--- Begin ---

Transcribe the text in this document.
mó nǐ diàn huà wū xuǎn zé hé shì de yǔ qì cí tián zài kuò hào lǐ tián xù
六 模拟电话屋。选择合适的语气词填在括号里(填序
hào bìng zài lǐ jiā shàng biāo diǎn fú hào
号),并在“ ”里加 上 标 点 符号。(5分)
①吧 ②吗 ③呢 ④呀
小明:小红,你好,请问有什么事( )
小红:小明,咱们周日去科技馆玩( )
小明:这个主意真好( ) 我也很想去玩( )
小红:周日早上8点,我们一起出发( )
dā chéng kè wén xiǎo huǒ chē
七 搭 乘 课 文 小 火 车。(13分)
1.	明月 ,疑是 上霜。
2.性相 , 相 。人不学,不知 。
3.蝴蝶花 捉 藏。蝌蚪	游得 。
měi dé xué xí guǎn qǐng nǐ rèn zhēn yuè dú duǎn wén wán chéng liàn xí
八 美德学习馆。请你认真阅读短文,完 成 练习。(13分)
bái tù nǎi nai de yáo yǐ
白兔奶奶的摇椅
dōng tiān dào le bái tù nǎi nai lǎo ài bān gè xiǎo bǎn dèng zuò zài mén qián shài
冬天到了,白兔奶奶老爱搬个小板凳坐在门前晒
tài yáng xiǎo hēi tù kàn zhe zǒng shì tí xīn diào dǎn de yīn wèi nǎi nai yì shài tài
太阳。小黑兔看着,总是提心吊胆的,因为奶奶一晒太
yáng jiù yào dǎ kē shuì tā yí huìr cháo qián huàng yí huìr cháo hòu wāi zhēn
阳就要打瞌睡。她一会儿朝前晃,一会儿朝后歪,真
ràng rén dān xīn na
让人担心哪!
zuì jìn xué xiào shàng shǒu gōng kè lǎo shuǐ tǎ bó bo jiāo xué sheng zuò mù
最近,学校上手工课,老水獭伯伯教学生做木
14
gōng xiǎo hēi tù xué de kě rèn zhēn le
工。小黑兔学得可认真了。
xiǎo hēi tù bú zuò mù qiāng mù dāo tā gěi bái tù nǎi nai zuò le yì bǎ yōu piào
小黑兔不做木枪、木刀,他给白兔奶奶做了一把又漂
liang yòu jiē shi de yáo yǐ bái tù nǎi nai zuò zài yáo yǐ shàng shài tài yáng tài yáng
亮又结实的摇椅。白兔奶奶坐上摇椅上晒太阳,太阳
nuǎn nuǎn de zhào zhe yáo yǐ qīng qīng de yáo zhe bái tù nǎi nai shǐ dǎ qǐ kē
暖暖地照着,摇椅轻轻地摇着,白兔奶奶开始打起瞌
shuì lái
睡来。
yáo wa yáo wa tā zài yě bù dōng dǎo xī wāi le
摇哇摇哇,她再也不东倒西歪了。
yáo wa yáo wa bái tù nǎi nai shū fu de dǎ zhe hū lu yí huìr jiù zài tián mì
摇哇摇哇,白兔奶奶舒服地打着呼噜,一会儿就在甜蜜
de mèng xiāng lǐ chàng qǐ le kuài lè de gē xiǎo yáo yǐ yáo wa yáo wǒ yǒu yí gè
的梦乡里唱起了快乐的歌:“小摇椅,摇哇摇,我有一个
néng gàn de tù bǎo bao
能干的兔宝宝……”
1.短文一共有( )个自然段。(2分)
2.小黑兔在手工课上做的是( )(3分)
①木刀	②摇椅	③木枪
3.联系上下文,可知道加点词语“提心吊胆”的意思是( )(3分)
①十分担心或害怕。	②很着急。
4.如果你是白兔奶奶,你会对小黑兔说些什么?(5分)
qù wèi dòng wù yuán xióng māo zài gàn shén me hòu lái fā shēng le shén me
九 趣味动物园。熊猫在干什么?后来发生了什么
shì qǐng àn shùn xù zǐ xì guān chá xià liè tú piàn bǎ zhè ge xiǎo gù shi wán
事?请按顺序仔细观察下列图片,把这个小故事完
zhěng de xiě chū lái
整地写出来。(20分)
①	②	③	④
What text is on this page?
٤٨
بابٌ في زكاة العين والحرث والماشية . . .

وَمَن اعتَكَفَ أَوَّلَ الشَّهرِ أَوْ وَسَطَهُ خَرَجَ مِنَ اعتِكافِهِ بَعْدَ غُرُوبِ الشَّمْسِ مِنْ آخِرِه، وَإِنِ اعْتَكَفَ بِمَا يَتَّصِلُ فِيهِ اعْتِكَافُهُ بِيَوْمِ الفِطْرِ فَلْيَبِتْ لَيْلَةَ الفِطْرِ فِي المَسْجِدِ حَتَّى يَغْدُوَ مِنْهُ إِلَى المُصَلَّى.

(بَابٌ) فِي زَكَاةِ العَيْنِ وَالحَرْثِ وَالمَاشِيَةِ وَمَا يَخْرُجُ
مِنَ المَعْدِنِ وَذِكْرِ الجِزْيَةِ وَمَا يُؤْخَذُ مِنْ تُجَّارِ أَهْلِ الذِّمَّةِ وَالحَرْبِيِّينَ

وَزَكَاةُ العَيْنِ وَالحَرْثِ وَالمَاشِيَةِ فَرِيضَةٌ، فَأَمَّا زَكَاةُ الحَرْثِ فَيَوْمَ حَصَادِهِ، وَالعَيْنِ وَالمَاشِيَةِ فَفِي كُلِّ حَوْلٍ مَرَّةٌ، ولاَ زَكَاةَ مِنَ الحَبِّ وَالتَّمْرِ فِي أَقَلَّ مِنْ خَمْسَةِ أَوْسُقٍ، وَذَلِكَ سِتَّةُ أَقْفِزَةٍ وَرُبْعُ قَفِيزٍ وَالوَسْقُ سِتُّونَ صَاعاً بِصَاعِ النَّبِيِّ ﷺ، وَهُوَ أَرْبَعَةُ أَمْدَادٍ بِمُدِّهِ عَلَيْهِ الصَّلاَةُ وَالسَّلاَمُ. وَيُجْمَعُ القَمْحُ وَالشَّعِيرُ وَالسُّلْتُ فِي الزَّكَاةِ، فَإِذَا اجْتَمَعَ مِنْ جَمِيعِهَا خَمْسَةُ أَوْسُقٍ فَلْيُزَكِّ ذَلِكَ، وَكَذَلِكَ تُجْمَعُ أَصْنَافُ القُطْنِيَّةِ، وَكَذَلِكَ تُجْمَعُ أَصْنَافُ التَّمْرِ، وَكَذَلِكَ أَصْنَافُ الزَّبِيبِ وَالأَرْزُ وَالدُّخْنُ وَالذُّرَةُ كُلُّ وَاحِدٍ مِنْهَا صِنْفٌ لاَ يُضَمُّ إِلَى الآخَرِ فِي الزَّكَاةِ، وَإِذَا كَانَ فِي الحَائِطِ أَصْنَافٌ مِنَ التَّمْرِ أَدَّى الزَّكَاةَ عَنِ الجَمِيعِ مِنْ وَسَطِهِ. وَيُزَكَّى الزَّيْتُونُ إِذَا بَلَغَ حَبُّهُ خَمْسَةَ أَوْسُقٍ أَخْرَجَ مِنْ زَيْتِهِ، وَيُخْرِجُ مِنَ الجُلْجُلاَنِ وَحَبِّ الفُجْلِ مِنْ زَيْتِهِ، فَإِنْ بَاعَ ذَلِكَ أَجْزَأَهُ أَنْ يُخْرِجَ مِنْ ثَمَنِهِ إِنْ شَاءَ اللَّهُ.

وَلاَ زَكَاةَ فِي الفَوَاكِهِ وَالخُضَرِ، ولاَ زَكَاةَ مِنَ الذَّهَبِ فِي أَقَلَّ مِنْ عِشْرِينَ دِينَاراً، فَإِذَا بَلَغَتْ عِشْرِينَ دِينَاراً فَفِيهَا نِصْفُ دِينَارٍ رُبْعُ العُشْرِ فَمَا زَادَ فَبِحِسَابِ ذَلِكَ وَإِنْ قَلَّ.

--- End ---

- [Directions]:
Your answer should be only the number of lines that hold the word "yáng".

- [Output for this exercise]:
3